--- Start RECORDS ---

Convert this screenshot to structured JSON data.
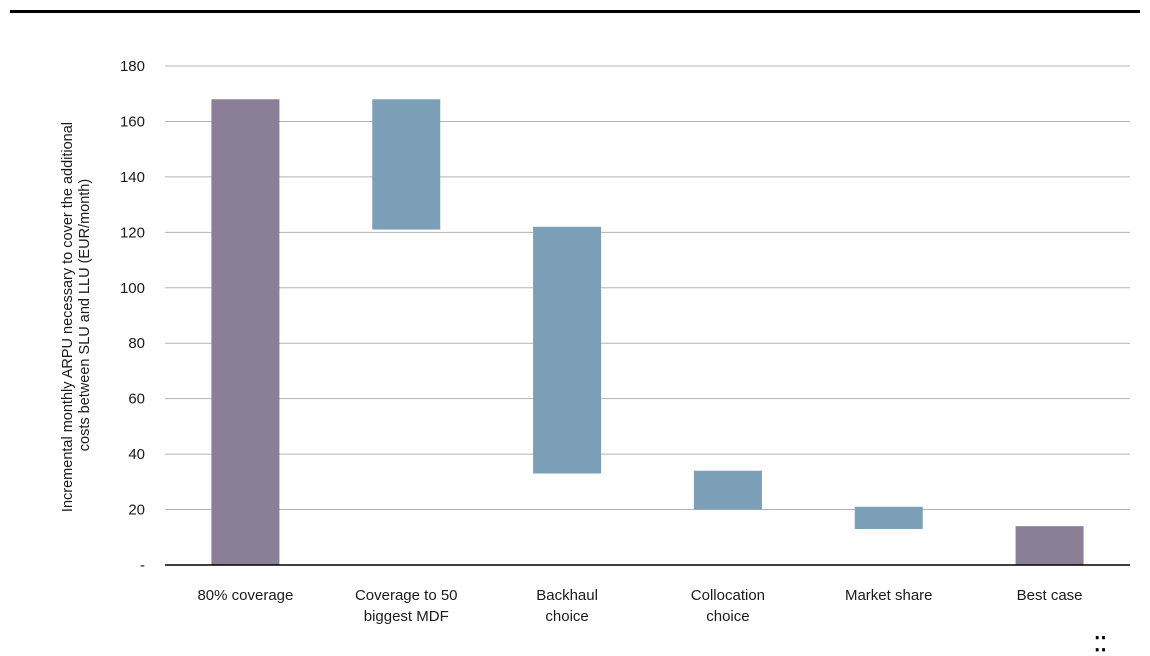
{
  "colors": {
    "total_bar": "#8b7f98",
    "step_bar": "#7a9fb7",
    "grid": "#b3b3b3",
    "axis": "#000000",
    "rule": "#000000"
  },
  "chart_data": {
    "type": "bar",
    "subtype": "waterfall",
    "title": "",
    "xlabel": "",
    "ylabel_lines": [
      "Incremental monthly ARPU necessary to cover the additional",
      "costs between SLU and LLU (EUR/month)"
    ],
    "ylim": [
      0,
      180
    ],
    "yticks": [
      {
        "value": 0,
        "label": "-"
      },
      {
        "value": 20,
        "label": "20"
      },
      {
        "value": 40,
        "label": "40"
      },
      {
        "value": 60,
        "label": "60"
      },
      {
        "value": 80,
        "label": "80"
      },
      {
        "value": 100,
        "label": "100"
      },
      {
        "value": 120,
        "label": "120"
      },
      {
        "value": 140,
        "label": "140"
      },
      {
        "value": 160,
        "label": "160"
      },
      {
        "value": 180,
        "label": "180"
      }
    ],
    "grid": true,
    "legend": "none",
    "bars": [
      {
        "category_lines": [
          "80% coverage"
        ],
        "kind": "total",
        "low": 0,
        "high": 168
      },
      {
        "category_lines": [
          "Coverage to 50",
          "biggest MDF"
        ],
        "kind": "step",
        "low": 121,
        "high": 168
      },
      {
        "category_lines": [
          "Backhaul",
          "choice"
        ],
        "kind": "step",
        "low": 33,
        "high": 122
      },
      {
        "category_lines": [
          "Collocation",
          "choice"
        ],
        "kind": "step",
        "low": 20,
        "high": 34
      },
      {
        "category_lines": [
          "Market share",
          ""
        ],
        "kind": "step",
        "low": 13,
        "high": 21
      },
      {
        "category_lines": [
          "Best case",
          ""
        ],
        "kind": "total",
        "low": 0,
        "high": 14
      }
    ]
  }
}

--- End RECORDS ---

» WRITTEN PROBLEM
Omitting all images, print the listing exactly.

» OUTPUT BELOW
Convert this screenshot to structured JSON data.
{
  "colors": {
    "total_bar": "#8b7f98",
    "step_bar": "#7a9fb7",
    "grid": "#b3b3b3",
    "axis": "#000000",
    "rule": "#000000"
  },
  "chart_data": {
    "type": "bar",
    "subtype": "waterfall",
    "title": "",
    "xlabel": "",
    "ylabel_lines": [
      "Incremental monthly ARPU necessary to cover the additional",
      "costs between SLU and LLU (EUR/month)"
    ],
    "ylim": [
      0,
      180
    ],
    "yticks": [
      {
        "value": 0,
        "label": "-"
      },
      {
        "value": 20,
        "label": "20"
      },
      {
        "value": 40,
        "label": "40"
      },
      {
        "value": 60,
        "label": "60"
      },
      {
        "value": 80,
        "label": "80"
      },
      {
        "value": 100,
        "label": "100"
      },
      {
        "value": 120,
        "label": "120"
      },
      {
        "value": 140,
        "label": "140"
      },
      {
        "value": 160,
        "label": "160"
      },
      {
        "value": 180,
        "label": "180"
      }
    ],
    "grid": true,
    "legend": "none",
    "bars": [
      {
        "category_lines": [
          "80% coverage"
        ],
        "kind": "total",
        "low": 0,
        "high": 168
      },
      {
        "category_lines": [
          "Coverage to 50",
          "biggest MDF"
        ],
        "kind": "step",
        "low": 121,
        "high": 168
      },
      {
        "category_lines": [
          "Backhaul",
          "choice"
        ],
        "kind": "step",
        "low": 33,
        "high": 122
      },
      {
        "category_lines": [
          "Collocation",
          "choice"
        ],
        "kind": "step",
        "low": 20,
        "high": 34
      },
      {
        "category_lines": [
          "Market share",
          ""
        ],
        "kind": "step",
        "low": 13,
        "high": 21
      },
      {
        "category_lines": [
          "Best case",
          ""
        ],
        "kind": "total",
        "low": 0,
        "high": 14
      }
    ]
  }
}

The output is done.